Directions — Locate each line of the material that contains "Quadrant", then return it.

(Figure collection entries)

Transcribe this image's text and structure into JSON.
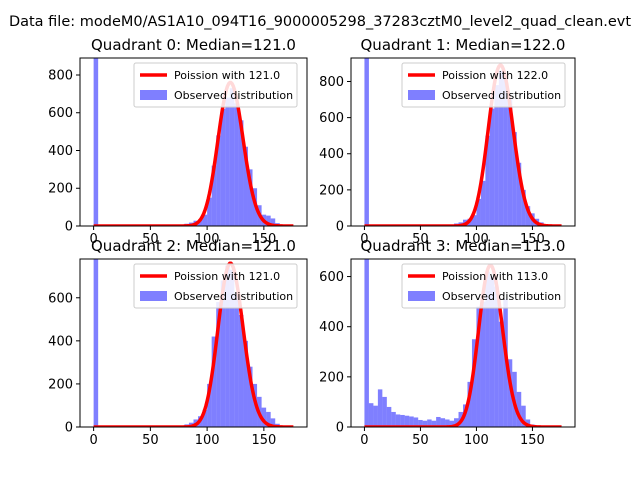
{
  "figure": {
    "suptitle": "Data file: modeM0/AS1A10_094T16_9000005298_37283cztM0_level2_quad_clean.evt",
    "colors": {
      "hist": "#0000ff",
      "hist_alpha": 0.5,
      "poisson": "#ff0000",
      "frame": "#000000"
    }
  },
  "chart_data": [
    {
      "type": "bar",
      "title": "Quadrant 0: Median=121.0",
      "median": 121.0,
      "xlim": [
        -12,
        188
      ],
      "ylim": [
        0,
        890
      ],
      "xticks": [
        0,
        50,
        100,
        150
      ],
      "yticks": [
        0,
        200,
        400,
        600,
        800
      ],
      "legend": {
        "placement": "upper-right",
        "entries": [
          "Poission with 121.0",
          "Observed distribution"
        ]
      },
      "poisson_label": "Poission with 121.0",
      "hist_label": "Observed distribution",
      "bin_width": 4,
      "hist": [
        {
          "x": 0,
          "count": 890
        },
        {
          "x": 4,
          "count": 3
        },
        {
          "x": 8,
          "count": 2
        },
        {
          "x": 76,
          "count": 5
        },
        {
          "x": 80,
          "count": 12
        },
        {
          "x": 84,
          "count": 18
        },
        {
          "x": 88,
          "count": 28
        },
        {
          "x": 92,
          "count": 35
        },
        {
          "x": 96,
          "count": 60
        },
        {
          "x": 100,
          "count": 150
        },
        {
          "x": 104,
          "count": 320
        },
        {
          "x": 108,
          "count": 480
        },
        {
          "x": 112,
          "count": 620
        },
        {
          "x": 116,
          "count": 680
        },
        {
          "x": 120,
          "count": 730
        },
        {
          "x": 124,
          "count": 650
        },
        {
          "x": 128,
          "count": 560
        },
        {
          "x": 132,
          "count": 420
        },
        {
          "x": 136,
          "count": 300
        },
        {
          "x": 140,
          "count": 200
        },
        {
          "x": 144,
          "count": 110
        },
        {
          "x": 148,
          "count": 60
        },
        {
          "x": 152,
          "count": 55
        },
        {
          "x": 156,
          "count": 40
        },
        {
          "x": 160,
          "count": 15
        },
        {
          "x": 164,
          "count": 6
        }
      ],
      "poisson_peak": 760,
      "poisson_range": [
        0,
        176
      ]
    },
    {
      "type": "bar",
      "title": "Quadrant 1: Median=122.0",
      "median": 122.0,
      "xlim": [
        -12,
        188
      ],
      "ylim": [
        0,
        930
      ],
      "xticks": [
        0,
        50,
        100,
        150
      ],
      "yticks": [
        0,
        200,
        400,
        600,
        800
      ],
      "legend": {
        "placement": "upper-right",
        "entries": [
          "Poission with 122.0",
          "Observed distribution"
        ]
      },
      "poisson_label": "Poission with 122.0",
      "hist_label": "Observed distribution",
      "bin_width": 4,
      "hist": [
        {
          "x": 0,
          "count": 930
        },
        {
          "x": 4,
          "count": 3
        },
        {
          "x": 8,
          "count": 2
        },
        {
          "x": 76,
          "count": 6
        },
        {
          "x": 80,
          "count": 14
        },
        {
          "x": 84,
          "count": 20
        },
        {
          "x": 88,
          "count": 35
        },
        {
          "x": 92,
          "count": 40
        },
        {
          "x": 96,
          "count": 60
        },
        {
          "x": 100,
          "count": 150
        },
        {
          "x": 104,
          "count": 250
        },
        {
          "x": 108,
          "count": 500
        },
        {
          "x": 112,
          "count": 650
        },
        {
          "x": 116,
          "count": 780
        },
        {
          "x": 120,
          "count": 860
        },
        {
          "x": 124,
          "count": 820
        },
        {
          "x": 128,
          "count": 700
        },
        {
          "x": 132,
          "count": 520
        },
        {
          "x": 136,
          "count": 350
        },
        {
          "x": 140,
          "count": 200
        },
        {
          "x": 144,
          "count": 110
        },
        {
          "x": 148,
          "count": 70
        },
        {
          "x": 152,
          "count": 40
        },
        {
          "x": 156,
          "count": 20
        },
        {
          "x": 160,
          "count": 8
        },
        {
          "x": 164,
          "count": 4
        }
      ],
      "poisson_peak": 890,
      "poisson_range": [
        0,
        176
      ]
    },
    {
      "type": "bar",
      "title": "Quadrant 2: Median=121.0",
      "median": 121.0,
      "xlim": [
        -12,
        188
      ],
      "ylim": [
        0,
        780
      ],
      "xticks": [
        0,
        50,
        100,
        150
      ],
      "yticks": [
        0,
        200,
        400,
        600
      ],
      "legend": {
        "placement": "upper-right",
        "entries": [
          "Poission with 121.0",
          "Observed distribution"
        ]
      },
      "poisson_label": "Poission with 121.0",
      "hist_label": "Observed distribution",
      "bin_width": 4,
      "hist": [
        {
          "x": 0,
          "count": 780
        },
        {
          "x": 4,
          "count": 3
        },
        {
          "x": 8,
          "count": 2
        },
        {
          "x": 76,
          "count": 6
        },
        {
          "x": 80,
          "count": 12
        },
        {
          "x": 84,
          "count": 20
        },
        {
          "x": 88,
          "count": 35
        },
        {
          "x": 92,
          "count": 50
        },
        {
          "x": 96,
          "count": 80
        },
        {
          "x": 100,
          "count": 200
        },
        {
          "x": 104,
          "count": 420
        },
        {
          "x": 108,
          "count": 580
        },
        {
          "x": 112,
          "count": 680
        },
        {
          "x": 116,
          "count": 750
        },
        {
          "x": 120,
          "count": 730
        },
        {
          "x": 124,
          "count": 620
        },
        {
          "x": 128,
          "count": 520
        },
        {
          "x": 132,
          "count": 400
        },
        {
          "x": 136,
          "count": 280
        },
        {
          "x": 140,
          "count": 200
        },
        {
          "x": 144,
          "count": 140
        },
        {
          "x": 148,
          "count": 90
        },
        {
          "x": 152,
          "count": 70
        },
        {
          "x": 156,
          "count": 40
        },
        {
          "x": 160,
          "count": 15
        },
        {
          "x": 164,
          "count": 5
        }
      ],
      "poisson_peak": 760,
      "poisson_range": [
        0,
        176
      ]
    },
    {
      "type": "bar",
      "title": "Quadrant 3: Median=113.0",
      "median": 113.0,
      "xlim": [
        -12,
        188
      ],
      "ylim": [
        0,
        670
      ],
      "xticks": [
        0,
        50,
        100,
        150
      ],
      "yticks": [
        0,
        200,
        400,
        600
      ],
      "legend": {
        "placement": "upper-right",
        "entries": [
          "Poission with 113.0",
          "Observed distribution"
        ]
      },
      "poisson_label": "Poission with 113.0",
      "hist_label": "Observed distribution",
      "bin_width": 4,
      "hist": [
        {
          "x": 0,
          "count": 670
        },
        {
          "x": 4,
          "count": 95
        },
        {
          "x": 8,
          "count": 85
        },
        {
          "x": 12,
          "count": 150
        },
        {
          "x": 16,
          "count": 120
        },
        {
          "x": 20,
          "count": 80
        },
        {
          "x": 24,
          "count": 60
        },
        {
          "x": 28,
          "count": 50
        },
        {
          "x": 32,
          "count": 48
        },
        {
          "x": 36,
          "count": 45
        },
        {
          "x": 40,
          "count": 42
        },
        {
          "x": 44,
          "count": 38
        },
        {
          "x": 48,
          "count": 28
        },
        {
          "x": 52,
          "count": 25
        },
        {
          "x": 56,
          "count": 30
        },
        {
          "x": 60,
          "count": 25
        },
        {
          "x": 64,
          "count": 40
        },
        {
          "x": 68,
          "count": 35
        },
        {
          "x": 72,
          "count": 30
        },
        {
          "x": 76,
          "count": 25
        },
        {
          "x": 80,
          "count": 35
        },
        {
          "x": 84,
          "count": 60
        },
        {
          "x": 88,
          "count": 90
        },
        {
          "x": 92,
          "count": 180
        },
        {
          "x": 96,
          "count": 350
        },
        {
          "x": 100,
          "count": 480
        },
        {
          "x": 104,
          "count": 500
        },
        {
          "x": 108,
          "count": 620
        },
        {
          "x": 112,
          "count": 600
        },
        {
          "x": 116,
          "count": 560
        },
        {
          "x": 120,
          "count": 420
        },
        {
          "x": 124,
          "count": 510
        },
        {
          "x": 128,
          "count": 270
        },
        {
          "x": 132,
          "count": 220
        },
        {
          "x": 136,
          "count": 140
        },
        {
          "x": 140,
          "count": 85
        },
        {
          "x": 144,
          "count": 30
        },
        {
          "x": 148,
          "count": 10
        }
      ],
      "poisson_peak": 645,
      "poisson_range": [
        0,
        176
      ]
    }
  ]
}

Solution to this exercise —
      "title": "Quadrant 0: Median=121.0",
      "title": "Quadrant 1: Median=122.0",
      "title": "Quadrant 2: Median=121.0",
      "title": "Quadrant 3: Median=113.0",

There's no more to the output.